EXERCISE: Write out each record again exactly as it stands.

INFORMATION SHOWN:
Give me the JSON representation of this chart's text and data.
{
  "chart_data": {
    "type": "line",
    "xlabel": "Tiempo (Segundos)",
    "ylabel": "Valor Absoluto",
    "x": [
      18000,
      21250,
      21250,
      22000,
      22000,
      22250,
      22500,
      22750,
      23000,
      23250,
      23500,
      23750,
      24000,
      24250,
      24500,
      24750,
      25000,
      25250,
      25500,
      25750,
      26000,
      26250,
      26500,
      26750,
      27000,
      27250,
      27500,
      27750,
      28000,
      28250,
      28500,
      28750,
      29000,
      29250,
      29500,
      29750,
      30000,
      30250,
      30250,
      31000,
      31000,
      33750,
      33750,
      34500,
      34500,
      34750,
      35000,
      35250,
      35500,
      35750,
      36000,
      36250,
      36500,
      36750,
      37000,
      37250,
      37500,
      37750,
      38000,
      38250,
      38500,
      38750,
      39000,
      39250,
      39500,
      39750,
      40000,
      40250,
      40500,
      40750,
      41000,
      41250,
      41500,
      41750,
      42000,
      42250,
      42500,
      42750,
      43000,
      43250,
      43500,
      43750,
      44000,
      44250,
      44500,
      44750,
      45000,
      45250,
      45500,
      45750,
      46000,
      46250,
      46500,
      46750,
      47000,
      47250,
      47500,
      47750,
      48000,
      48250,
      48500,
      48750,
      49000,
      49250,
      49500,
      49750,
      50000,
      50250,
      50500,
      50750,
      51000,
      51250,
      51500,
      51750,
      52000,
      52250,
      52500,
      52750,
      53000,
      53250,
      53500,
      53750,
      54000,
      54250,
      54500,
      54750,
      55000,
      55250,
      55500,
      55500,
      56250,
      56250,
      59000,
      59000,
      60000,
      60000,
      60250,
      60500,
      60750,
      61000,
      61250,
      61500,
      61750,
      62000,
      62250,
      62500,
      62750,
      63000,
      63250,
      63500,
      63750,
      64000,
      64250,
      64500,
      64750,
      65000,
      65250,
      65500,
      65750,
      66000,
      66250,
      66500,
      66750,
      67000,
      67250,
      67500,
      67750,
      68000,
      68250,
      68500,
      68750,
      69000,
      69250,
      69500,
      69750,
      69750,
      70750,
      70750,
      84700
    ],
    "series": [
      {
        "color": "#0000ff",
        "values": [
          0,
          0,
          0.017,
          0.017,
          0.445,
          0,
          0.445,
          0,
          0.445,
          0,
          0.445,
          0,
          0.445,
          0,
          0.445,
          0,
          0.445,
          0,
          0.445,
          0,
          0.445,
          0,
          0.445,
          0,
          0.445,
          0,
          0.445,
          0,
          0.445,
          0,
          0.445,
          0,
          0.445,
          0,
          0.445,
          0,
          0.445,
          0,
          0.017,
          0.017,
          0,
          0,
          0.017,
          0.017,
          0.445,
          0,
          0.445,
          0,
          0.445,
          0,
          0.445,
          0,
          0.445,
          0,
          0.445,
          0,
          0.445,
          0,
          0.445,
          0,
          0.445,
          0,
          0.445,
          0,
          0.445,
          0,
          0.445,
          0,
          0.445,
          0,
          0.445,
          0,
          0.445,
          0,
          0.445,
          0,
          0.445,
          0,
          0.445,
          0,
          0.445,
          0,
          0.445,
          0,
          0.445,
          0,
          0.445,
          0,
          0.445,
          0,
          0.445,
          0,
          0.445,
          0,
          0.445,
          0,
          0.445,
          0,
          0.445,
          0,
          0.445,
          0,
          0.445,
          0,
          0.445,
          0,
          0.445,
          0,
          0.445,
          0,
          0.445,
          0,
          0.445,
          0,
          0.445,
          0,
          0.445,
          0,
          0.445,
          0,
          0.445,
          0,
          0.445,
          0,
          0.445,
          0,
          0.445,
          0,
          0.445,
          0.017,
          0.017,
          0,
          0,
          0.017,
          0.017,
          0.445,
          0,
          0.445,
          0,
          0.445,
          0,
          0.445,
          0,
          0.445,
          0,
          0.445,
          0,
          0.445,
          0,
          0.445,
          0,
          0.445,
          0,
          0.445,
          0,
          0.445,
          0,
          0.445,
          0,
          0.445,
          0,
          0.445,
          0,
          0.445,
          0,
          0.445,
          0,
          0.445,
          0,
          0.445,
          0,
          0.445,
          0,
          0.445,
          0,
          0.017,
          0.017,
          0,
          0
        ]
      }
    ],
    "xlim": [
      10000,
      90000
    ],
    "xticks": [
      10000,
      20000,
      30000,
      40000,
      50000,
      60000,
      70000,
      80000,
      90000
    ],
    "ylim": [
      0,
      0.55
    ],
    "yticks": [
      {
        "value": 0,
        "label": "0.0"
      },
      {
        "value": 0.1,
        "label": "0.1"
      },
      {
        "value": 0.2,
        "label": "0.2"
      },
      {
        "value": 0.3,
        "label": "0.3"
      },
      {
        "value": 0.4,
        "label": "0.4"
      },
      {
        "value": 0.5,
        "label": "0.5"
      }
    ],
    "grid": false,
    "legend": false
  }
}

OUTPUT FOR THIS EXERCISE:
Give me the JSON representation of this chart's text and data.
{
  "chart_data": {
    "type": "line",
    "xlabel": "Tiempo (Segundos)",
    "ylabel": "Valor Absoluto",
    "x": [
      18000,
      21250,
      21250,
      22000,
      22000,
      22250,
      22500,
      22750,
      23000,
      23250,
      23500,
      23750,
      24000,
      24250,
      24500,
      24750,
      25000,
      25250,
      25500,
      25750,
      26000,
      26250,
      26500,
      26750,
      27000,
      27250,
      27500,
      27750,
      28000,
      28250,
      28500,
      28750,
      29000,
      29250,
      29500,
      29750,
      30000,
      30250,
      30250,
      31000,
      31000,
      33750,
      33750,
      34500,
      34500,
      34750,
      35000,
      35250,
      35500,
      35750,
      36000,
      36250,
      36500,
      36750,
      37000,
      37250,
      37500,
      37750,
      38000,
      38250,
      38500,
      38750,
      39000,
      39250,
      39500,
      39750,
      40000,
      40250,
      40500,
      40750,
      41000,
      41250,
      41500,
      41750,
      42000,
      42250,
      42500,
      42750,
      43000,
      43250,
      43500,
      43750,
      44000,
      44250,
      44500,
      44750,
      45000,
      45250,
      45500,
      45750,
      46000,
      46250,
      46500,
      46750,
      47000,
      47250,
      47500,
      47750,
      48000,
      48250,
      48500,
      48750,
      49000,
      49250,
      49500,
      49750,
      50000,
      50250,
      50500,
      50750,
      51000,
      51250,
      51500,
      51750,
      52000,
      52250,
      52500,
      52750,
      53000,
      53250,
      53500,
      53750,
      54000,
      54250,
      54500,
      54750,
      55000,
      55250,
      55500,
      55500,
      56250,
      56250,
      59000,
      59000,
      60000,
      60000,
      60250,
      60500,
      60750,
      61000,
      61250,
      61500,
      61750,
      62000,
      62250,
      62500,
      62750,
      63000,
      63250,
      63500,
      63750,
      64000,
      64250,
      64500,
      64750,
      65000,
      65250,
      65500,
      65750,
      66000,
      66250,
      66500,
      66750,
      67000,
      67250,
      67500,
      67750,
      68000,
      68250,
      68500,
      68750,
      69000,
      69250,
      69500,
      69750,
      69750,
      70750,
      70750,
      84700
    ],
    "series": [
      {
        "color": "#0000ff",
        "values": [
          0,
          0,
          0.017,
          0.017,
          0.445,
          0,
          0.445,
          0,
          0.445,
          0,
          0.445,
          0,
          0.445,
          0,
          0.445,
          0,
          0.445,
          0,
          0.445,
          0,
          0.445,
          0,
          0.445,
          0,
          0.445,
          0,
          0.445,
          0,
          0.445,
          0,
          0.445,
          0,
          0.445,
          0,
          0.445,
          0,
          0.445,
          0,
          0.017,
          0.017,
          0,
          0,
          0.017,
          0.017,
          0.445,
          0,
          0.445,
          0,
          0.445,
          0,
          0.445,
          0,
          0.445,
          0,
          0.445,
          0,
          0.445,
          0,
          0.445,
          0,
          0.445,
          0,
          0.445,
          0,
          0.445,
          0,
          0.445,
          0,
          0.445,
          0,
          0.445,
          0,
          0.445,
          0,
          0.445,
          0,
          0.445,
          0,
          0.445,
          0,
          0.445,
          0,
          0.445,
          0,
          0.445,
          0,
          0.445,
          0,
          0.445,
          0,
          0.445,
          0,
          0.445,
          0,
          0.445,
          0,
          0.445,
          0,
          0.445,
          0,
          0.445,
          0,
          0.445,
          0,
          0.445,
          0,
          0.445,
          0,
          0.445,
          0,
          0.445,
          0,
          0.445,
          0,
          0.445,
          0,
          0.445,
          0,
          0.445,
          0,
          0.445,
          0,
          0.445,
          0,
          0.445,
          0,
          0.445,
          0,
          0.445,
          0.017,
          0.017,
          0,
          0,
          0.017,
          0.017,
          0.445,
          0,
          0.445,
          0,
          0.445,
          0,
          0.445,
          0,
          0.445,
          0,
          0.445,
          0,
          0.445,
          0,
          0.445,
          0,
          0.445,
          0,
          0.445,
          0,
          0.445,
          0,
          0.445,
          0,
          0.445,
          0,
          0.445,
          0,
          0.445,
          0,
          0.445,
          0,
          0.445,
          0,
          0.445,
          0,
          0.445,
          0,
          0.445,
          0,
          0.017,
          0.017,
          0,
          0
        ]
      }
    ],
    "xlim": [
      10000,
      90000
    ],
    "xticks": [
      10000,
      20000,
      30000,
      40000,
      50000,
      60000,
      70000,
      80000,
      90000
    ],
    "ylim": [
      0,
      0.55
    ],
    "yticks": [
      {
        "value": 0,
        "label": "0.0"
      },
      {
        "value": 0.1,
        "label": "0.1"
      },
      {
        "value": 0.2,
        "label": "0.2"
      },
      {
        "value": 0.3,
        "label": "0.3"
      },
      {
        "value": 0.4,
        "label": "0.4"
      },
      {
        "value": 0.5,
        "label": "0.5"
      }
    ],
    "grid": false,
    "legend": false
  }
}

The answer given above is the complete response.